### TASK DIRECTIONS
From the entries below, copy out every line with "конструктором" in it.
═════ EXCERPTED DATA
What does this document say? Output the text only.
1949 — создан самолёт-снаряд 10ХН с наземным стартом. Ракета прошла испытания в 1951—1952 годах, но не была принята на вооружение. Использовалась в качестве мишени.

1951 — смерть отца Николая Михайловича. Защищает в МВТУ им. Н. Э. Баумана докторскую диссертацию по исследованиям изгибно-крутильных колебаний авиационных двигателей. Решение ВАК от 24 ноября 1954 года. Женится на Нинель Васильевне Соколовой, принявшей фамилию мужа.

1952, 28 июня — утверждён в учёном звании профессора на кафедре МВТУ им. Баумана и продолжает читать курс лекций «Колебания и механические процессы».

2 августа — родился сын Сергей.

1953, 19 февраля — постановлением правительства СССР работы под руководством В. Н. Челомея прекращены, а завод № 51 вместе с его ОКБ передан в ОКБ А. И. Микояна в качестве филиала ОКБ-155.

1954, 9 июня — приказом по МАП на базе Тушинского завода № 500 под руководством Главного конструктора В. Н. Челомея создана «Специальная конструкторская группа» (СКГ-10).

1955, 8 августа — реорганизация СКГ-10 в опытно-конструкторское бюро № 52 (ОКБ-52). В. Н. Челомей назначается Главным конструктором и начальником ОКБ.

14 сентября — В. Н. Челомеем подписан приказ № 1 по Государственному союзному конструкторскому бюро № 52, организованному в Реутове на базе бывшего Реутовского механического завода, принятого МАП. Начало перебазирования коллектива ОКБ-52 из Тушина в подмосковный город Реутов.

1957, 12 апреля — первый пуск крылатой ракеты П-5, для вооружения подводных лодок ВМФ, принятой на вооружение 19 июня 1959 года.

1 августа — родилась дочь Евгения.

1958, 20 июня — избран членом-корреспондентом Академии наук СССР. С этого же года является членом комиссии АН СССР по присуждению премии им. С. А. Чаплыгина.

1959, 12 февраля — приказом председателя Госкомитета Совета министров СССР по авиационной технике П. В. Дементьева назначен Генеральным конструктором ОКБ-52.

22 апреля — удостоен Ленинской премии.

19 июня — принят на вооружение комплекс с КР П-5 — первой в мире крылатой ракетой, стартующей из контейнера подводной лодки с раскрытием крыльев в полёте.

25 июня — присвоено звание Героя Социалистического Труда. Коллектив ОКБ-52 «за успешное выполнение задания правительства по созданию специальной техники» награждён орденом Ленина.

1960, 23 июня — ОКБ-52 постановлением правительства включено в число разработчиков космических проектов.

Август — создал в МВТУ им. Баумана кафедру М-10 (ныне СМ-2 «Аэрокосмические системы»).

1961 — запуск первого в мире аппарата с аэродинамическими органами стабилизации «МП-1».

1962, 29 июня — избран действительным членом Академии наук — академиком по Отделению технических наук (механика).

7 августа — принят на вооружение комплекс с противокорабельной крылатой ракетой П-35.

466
══════════
### OUTPUT BELOW
1955, 8 августа — реорганизация СКГ-10 в опытно-конструкторское бюро № 52 (ОКБ-52). В. Н. Челомей назначается Главным конструктором и начальником ОКБ.
1959, 12 февраля — приказом председателя Госкомитета Совета министров СССР по авиационной технике П. В. Дементьева назначен Генеральным конструктором ОКБ-52.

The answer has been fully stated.